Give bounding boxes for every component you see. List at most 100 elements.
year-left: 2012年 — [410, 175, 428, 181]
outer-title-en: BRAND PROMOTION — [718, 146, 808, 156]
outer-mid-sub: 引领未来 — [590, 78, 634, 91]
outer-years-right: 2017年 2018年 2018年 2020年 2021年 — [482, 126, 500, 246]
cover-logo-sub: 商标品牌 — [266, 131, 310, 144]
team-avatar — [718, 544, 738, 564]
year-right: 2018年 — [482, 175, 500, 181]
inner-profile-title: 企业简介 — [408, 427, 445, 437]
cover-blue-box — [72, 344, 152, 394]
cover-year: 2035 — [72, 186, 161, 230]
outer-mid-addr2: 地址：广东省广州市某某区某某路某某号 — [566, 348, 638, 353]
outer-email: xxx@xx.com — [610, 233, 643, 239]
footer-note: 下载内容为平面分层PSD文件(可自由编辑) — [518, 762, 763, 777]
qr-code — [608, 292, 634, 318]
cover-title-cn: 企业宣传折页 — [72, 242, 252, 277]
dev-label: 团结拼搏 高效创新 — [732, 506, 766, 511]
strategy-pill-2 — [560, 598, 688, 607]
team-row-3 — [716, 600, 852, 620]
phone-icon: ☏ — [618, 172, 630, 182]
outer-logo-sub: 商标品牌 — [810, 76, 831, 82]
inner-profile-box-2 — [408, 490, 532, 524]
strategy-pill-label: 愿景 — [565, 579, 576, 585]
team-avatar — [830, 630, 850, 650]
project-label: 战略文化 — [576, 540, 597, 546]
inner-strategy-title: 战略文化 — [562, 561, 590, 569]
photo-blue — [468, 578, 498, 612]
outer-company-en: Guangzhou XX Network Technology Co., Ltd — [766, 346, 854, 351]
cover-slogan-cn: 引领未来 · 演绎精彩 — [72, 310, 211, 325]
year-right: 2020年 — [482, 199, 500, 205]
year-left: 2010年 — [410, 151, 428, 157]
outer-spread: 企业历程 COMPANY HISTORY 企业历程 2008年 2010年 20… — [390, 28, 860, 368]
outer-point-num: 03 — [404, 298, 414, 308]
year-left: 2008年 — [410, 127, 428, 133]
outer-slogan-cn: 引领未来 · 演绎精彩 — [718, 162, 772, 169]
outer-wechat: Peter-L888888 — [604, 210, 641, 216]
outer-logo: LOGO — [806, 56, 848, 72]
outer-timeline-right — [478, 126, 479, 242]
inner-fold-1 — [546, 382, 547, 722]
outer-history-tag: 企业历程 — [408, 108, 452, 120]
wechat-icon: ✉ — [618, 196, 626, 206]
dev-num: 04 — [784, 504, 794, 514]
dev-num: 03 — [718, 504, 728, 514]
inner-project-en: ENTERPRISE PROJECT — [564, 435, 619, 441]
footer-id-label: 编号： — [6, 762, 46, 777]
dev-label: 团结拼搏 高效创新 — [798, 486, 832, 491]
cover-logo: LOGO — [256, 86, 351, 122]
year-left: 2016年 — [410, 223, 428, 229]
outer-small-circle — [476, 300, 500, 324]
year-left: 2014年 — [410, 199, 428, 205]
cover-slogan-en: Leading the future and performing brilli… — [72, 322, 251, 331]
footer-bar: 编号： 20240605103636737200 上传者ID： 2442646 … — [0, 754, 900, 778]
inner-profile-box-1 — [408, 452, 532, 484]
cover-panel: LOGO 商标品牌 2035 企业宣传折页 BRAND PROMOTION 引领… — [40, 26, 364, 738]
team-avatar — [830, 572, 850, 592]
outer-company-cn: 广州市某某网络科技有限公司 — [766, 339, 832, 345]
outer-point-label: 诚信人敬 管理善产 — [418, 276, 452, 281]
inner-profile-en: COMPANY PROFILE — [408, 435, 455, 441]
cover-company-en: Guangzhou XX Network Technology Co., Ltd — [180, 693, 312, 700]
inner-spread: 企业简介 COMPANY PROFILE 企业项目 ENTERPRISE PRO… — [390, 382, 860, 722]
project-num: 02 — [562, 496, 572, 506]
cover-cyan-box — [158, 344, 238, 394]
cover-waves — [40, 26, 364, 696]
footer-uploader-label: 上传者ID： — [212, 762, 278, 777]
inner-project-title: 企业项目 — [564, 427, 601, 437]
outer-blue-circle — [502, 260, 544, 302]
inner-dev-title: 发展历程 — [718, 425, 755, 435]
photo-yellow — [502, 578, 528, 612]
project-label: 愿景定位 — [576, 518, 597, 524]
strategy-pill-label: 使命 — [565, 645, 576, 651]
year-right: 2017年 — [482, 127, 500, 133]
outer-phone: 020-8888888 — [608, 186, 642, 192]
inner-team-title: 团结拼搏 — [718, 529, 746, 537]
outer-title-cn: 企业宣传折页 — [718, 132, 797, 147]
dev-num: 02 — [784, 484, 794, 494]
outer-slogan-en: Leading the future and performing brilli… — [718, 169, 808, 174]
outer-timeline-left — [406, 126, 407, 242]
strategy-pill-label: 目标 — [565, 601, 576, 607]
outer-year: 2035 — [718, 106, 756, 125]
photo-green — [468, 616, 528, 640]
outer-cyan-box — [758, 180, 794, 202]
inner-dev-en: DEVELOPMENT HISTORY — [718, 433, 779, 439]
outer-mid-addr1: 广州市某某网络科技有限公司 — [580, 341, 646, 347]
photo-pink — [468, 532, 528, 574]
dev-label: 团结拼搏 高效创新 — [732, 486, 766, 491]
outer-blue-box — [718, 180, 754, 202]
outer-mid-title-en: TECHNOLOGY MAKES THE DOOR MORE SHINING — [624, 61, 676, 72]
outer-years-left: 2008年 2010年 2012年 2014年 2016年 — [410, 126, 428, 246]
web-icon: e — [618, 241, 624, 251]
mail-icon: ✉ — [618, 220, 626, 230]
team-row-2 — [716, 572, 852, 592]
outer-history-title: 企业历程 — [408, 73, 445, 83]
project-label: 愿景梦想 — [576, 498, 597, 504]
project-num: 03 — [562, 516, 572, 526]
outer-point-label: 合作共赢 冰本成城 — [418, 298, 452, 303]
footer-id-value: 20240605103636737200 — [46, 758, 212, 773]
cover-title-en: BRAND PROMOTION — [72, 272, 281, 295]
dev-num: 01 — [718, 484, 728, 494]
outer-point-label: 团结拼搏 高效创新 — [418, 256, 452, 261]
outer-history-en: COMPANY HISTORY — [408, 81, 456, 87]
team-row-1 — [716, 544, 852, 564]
——————
> _Written exercise_: Copy out the data above, line for line, from its first line through the line containing "outer-wechat: Peter-L888888 —".

> _Solution to this exercise_:
Give bounding boxes for every component you see. List at most 100 elements.
year-left: 2012年 — [410, 175, 428, 181]
outer-title-en: BRAND PROMOTION — [718, 146, 808, 156]
outer-mid-sub: 引领未来 — [590, 78, 634, 91]
outer-years-right: 2017年 2018年 2018年 2020年 2021年 — [482, 126, 500, 246]
cover-logo-sub: 商标品牌 — [266, 131, 310, 144]
team-avatar — [718, 544, 738, 564]
year-right: 2018年 — [482, 175, 500, 181]
inner-profile-title: 企业简介 — [408, 427, 445, 437]
cover-blue-box — [72, 344, 152, 394]
cover-year: 2035 — [72, 186, 161, 230]
outer-mid-addr2: 地址：广东省广州市某某区某某路某某号 — [566, 348, 638, 353]
outer-email: xxx@xx.com — [610, 233, 643, 239]
footer-note: 下载内容为平面分层PSD文件(可自由编辑) — [518, 762, 763, 777]
qr-code — [608, 292, 634, 318]
cover-title-cn: 企业宣传折页 — [72, 242, 252, 277]
dev-label: 团结拼搏 高效创新 — [732, 506, 766, 511]
strategy-pill-2 — [560, 598, 688, 607]
team-row-3 — [716, 600, 852, 620]
phone-icon: ☏ — [618, 172, 630, 182]
outer-logo-sub: 商标品牌 — [810, 76, 831, 82]
inner-profile-box-2 — [408, 490, 532, 524]
strategy-pill-label: 愿景 — [565, 579, 576, 585]
team-avatar — [830, 630, 850, 650]
project-label: 战略文化 — [576, 540, 597, 546]
inner-strategy-title: 战略文化 — [562, 561, 590, 569]
photo-blue — [468, 578, 498, 612]
outer-company-en: Guangzhou XX Network Technology Co., Ltd — [766, 346, 854, 351]
cover-slogan-cn: 引领未来 · 演绎精彩 — [72, 310, 211, 325]
year-right: 2020年 — [482, 199, 500, 205]
year-left: 2010年 — [410, 151, 428, 157]
outer-spread: 企业历程 COMPANY HISTORY 企业历程 2008年 2010年 20… — [390, 28, 860, 368]
outer-point-num: 03 — [404, 298, 414, 308]
year-left: 2008年 — [410, 127, 428, 133]
outer-slogan-cn: 引领未来 · 演绎精彩 — [718, 162, 772, 169]
outer-wechat: Peter-L888888 — [604, 210, 641, 216]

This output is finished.